**TASK GOAL**
Lay out every line of the records below as a JSON list of strings, with one string per line and blank lines left out.

**PROVIDED RECORDS**
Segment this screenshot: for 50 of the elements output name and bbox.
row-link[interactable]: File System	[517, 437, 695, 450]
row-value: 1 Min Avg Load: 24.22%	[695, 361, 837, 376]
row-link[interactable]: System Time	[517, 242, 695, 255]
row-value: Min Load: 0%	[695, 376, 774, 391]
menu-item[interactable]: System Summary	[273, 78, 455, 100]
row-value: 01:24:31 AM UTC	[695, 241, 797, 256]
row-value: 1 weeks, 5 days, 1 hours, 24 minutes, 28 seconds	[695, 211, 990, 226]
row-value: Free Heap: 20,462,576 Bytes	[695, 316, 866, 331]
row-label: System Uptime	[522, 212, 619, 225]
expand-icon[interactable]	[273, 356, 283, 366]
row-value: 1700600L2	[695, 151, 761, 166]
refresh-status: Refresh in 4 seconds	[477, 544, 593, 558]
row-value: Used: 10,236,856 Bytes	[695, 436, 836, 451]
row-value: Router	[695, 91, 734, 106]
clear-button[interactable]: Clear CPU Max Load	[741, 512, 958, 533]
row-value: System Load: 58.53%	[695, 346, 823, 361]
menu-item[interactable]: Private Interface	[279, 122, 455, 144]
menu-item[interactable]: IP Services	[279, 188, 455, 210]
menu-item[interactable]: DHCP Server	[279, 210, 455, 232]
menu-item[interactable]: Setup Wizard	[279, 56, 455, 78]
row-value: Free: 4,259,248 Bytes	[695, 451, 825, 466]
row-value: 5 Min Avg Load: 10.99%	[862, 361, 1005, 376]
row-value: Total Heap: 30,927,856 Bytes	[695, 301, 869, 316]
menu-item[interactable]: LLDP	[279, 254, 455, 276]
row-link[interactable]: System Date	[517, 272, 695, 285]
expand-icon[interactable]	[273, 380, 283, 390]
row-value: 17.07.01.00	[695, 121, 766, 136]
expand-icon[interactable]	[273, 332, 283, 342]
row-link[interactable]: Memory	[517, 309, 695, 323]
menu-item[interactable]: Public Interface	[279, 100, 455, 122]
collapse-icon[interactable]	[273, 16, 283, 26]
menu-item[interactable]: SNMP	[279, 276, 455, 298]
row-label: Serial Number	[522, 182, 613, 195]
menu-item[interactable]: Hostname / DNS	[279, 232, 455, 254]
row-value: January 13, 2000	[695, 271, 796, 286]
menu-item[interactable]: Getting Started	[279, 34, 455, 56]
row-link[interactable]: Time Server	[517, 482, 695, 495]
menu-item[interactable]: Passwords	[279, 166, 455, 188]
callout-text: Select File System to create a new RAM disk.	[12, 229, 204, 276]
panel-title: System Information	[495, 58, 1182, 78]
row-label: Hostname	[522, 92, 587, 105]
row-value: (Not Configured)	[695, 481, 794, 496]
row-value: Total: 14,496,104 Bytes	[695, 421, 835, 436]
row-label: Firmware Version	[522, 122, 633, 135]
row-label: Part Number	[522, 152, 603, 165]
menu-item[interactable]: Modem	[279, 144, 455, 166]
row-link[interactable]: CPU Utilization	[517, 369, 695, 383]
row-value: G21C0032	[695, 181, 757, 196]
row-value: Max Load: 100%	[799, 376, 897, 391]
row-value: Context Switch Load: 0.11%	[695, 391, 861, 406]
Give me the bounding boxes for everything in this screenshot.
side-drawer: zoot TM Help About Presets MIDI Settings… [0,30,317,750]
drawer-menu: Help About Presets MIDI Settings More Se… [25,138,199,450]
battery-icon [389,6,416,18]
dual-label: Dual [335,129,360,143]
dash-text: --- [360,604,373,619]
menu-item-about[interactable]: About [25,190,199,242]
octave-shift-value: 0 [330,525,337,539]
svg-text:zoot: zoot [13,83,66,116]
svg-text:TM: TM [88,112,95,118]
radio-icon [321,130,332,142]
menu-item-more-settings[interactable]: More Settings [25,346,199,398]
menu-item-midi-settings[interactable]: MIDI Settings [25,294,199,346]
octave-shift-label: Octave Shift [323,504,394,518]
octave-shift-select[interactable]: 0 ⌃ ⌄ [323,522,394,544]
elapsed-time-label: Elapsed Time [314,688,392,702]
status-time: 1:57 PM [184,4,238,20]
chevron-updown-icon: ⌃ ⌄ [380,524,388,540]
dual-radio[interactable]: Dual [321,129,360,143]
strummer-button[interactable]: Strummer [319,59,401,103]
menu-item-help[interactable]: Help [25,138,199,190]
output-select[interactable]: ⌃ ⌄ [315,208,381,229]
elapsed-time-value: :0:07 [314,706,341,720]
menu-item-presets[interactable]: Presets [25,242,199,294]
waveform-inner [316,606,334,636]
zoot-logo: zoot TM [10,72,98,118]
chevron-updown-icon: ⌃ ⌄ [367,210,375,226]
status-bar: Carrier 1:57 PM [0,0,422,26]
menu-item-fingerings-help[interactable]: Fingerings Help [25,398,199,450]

**WRITTEN ANSWER**
[
  "Segment this screenshot: for 50 of the elements output name and bbox.",
  "row-link[interactable]: File System\t[517, 437, 695, 450]",
  "row-value: 1 Min Avg Load: 24.22%\t[695, 361, 837, 376]",
  "row-link[interactable]: System Time\t[517, 242, 695, 255]",
  "row-value: Min Load: 0%\t[695, 376, 774, 391]",
  "menu-item[interactable]: System Summary\t[273, 78, 455, 100]",
  "row-value: 01:24:31 AM UTC\t[695, 241, 797, 256]",
  "row-value: 1 weeks, 5 days, 1 hours, 24 minutes, 28 seconds\t[695, 211, 990, 226]",
  "row-value: Free Heap: 20,462,576 Bytes\t[695, 316, 866, 331]",
  "row-label: System Uptime\t[522, 212, 619, 225]",
  "expand-icon[interactable]\t[273, 356, 283, 366]",
  "row-value: 1700600L2\t[695, 151, 761, 166]",
  "refresh-status: Refresh in 4 seconds\t[477, 544, 593, 558]",
  "row-value: Used: 10,236,856 Bytes\t[695, 436, 836, 451]",
  "row-value: Router\t[695, 91, 734, 106]",
  "clear-button[interactable]: Clear CPU Max Load\t[741, 512, 958, 533]",
  "row-value: System Load: 58.53%\t[695, 346, 823, 361]",
  "menu-item[interactable]: Private Interface\t[279, 122, 455, 144]",
  "menu-item[interactable]: IP Services\t[279, 188, 455, 210]",
  "menu-item[interactable]: DHCP Server\t[279, 210, 455, 232]",
  "menu-item[interactable]: Setup Wizard\t[279, 56, 455, 78]",
  "row-value: Free: 4,259,248 Bytes\t[695, 451, 825, 466]",
  "row-value: 5 Min Avg Load: 10.99%\t[862, 361, 1005, 376]",
  "row-value: Total Heap: 30,927,856 Bytes\t[695, 301, 869, 316]",
  "menu-item[interactable]: LLDP\t[279, 254, 455, 276]",
  "row-link[interactable]: System Date\t[517, 272, 695, 285]",
  "expand-icon[interactable]\t[273, 380, 283, 390]",
  "row-value: 17.07.01.00\t[695, 121, 766, 136]",
  "expand-icon[interactable]\t[273, 332, 283, 342]",
  "row-link[interactable]: Memory\t[517, 309, 695, 323]",
  "menu-item[interactable]: Public Interface\t[279, 100, 455, 122]",
  "collapse-icon[interactable]\t[273, 16, 283, 26]",
  "menu-item[interactable]: SNMP\t[279, 276, 455, 298]",
  "row-label: Serial Number\t[522, 182, 613, 195]",
  "menu-item[interactable]: Hostname / DNS\t[279, 232, 455, 254]",
  "row-value: January 13, 2000\t[695, 271, 796, 286]",
  "menu-item[interactable]: Getting Started\t[279, 34, 455, 56]",
  "row-link[interactable]: Time Server\t[517, 482, 695, 495]",
  "menu-item[interactable]: Passwords\t[279, 166, 455, 188]",
  "callout-text: Select File System to create a new RAM disk.\t[12, 229, 204, 276]",
  "panel-title: System Information\t[495, 58, 1182, 78]",
  "row-label: Hostname\t[522, 92, 587, 105]",
  "row-value: (Not Configured)\t[695, 481, 794, 496]",
  "row-value: Total: 14,496,104 Bytes\t[695, 421, 835, 436]",
  "row-label: Firmware Version\t[522, 122, 633, 135]",
  "row-label: Part Number\t[522, 152, 603, 165]",
  "menu-item[interactable]: Modem\t[279, 144, 455, 166]",
  "row-link[interactable]: CPU Utilization\t[517, 369, 695, 383]",
  "row-value: G21C0032\t[695, 181, 757, 196]",
  "row-value: Max Load: 100%\t[799, 376, 897, 391]",
  "row-value: Context Switch Load: 0.11%\t[695, 391, 861, 406]",
  "Give me the bounding boxes for everything in this screenshot.",
  "side-drawer: zoot TM Help About Presets MIDI Settings… [0,30,317,750]",
  "drawer-menu: Help About Presets MIDI Settings More Se… [25,138,199,450]",
  "battery-icon [389,6,416,18]",
  "dual-label: Dual [335,129,360,143]",
  "dash-text: --- [360,604,373,619]",
  "menu-item-about[interactable]: About [25,190,199,242]",
  "octave-shift-value: 0 [330,525,337,539]",
  "svg-text:zoot: zoot [13,83,66,116]",
  "svg-text:TM: TM [88,112,95,118]",
  "radio-icon [321,130,332,142]",
  "menu-item-more-settings[interactable]: More Settings [25,346,199,398]",
  "menu-item-midi-settings[interactable]: MIDI Settings [25,294,199,346]",
  "octave-shift-label: Octave Shift [323,504,394,518]",
  "octave-shift-select[interactable]: 0 ⌃ ⌄ [323,522,394,544]",
  "elapsed-time-label: Elapsed Time [314,688,392,702]",
  "status-time: 1:57 PM [184,4,238,20]",
  "chevron-updown-icon: ⌃ ⌄ [380,524,388,540]",
  "dual-radio[interactable]: Dual [321,129,360,143]",
  "strummer-button[interactable]: Strummer [319,59,401,103]",
  "menu-item-help[interactable]: Help [25,138,199,190]",
  "output-select[interactable]: ⌃ ⌄ [315,208,381,229]",
  "elapsed-time-value: :0:07 [314,706,341,720]",
  "menu-item-presets[interactable]: Presets [25,242,199,294]",
  "waveform-inner [316,606,334,636]",
  "zoot-logo: zoot TM [10,72,98,118]",
  "chevron-updown-icon: ⌃ ⌄ [367,210,375,226]",
  "status-bar: Carrier 1:57 PM [0,0,422,26]",
  "menu-item-fingerings-help[interactable]: Fingerings Help [25,398,199,450]"
]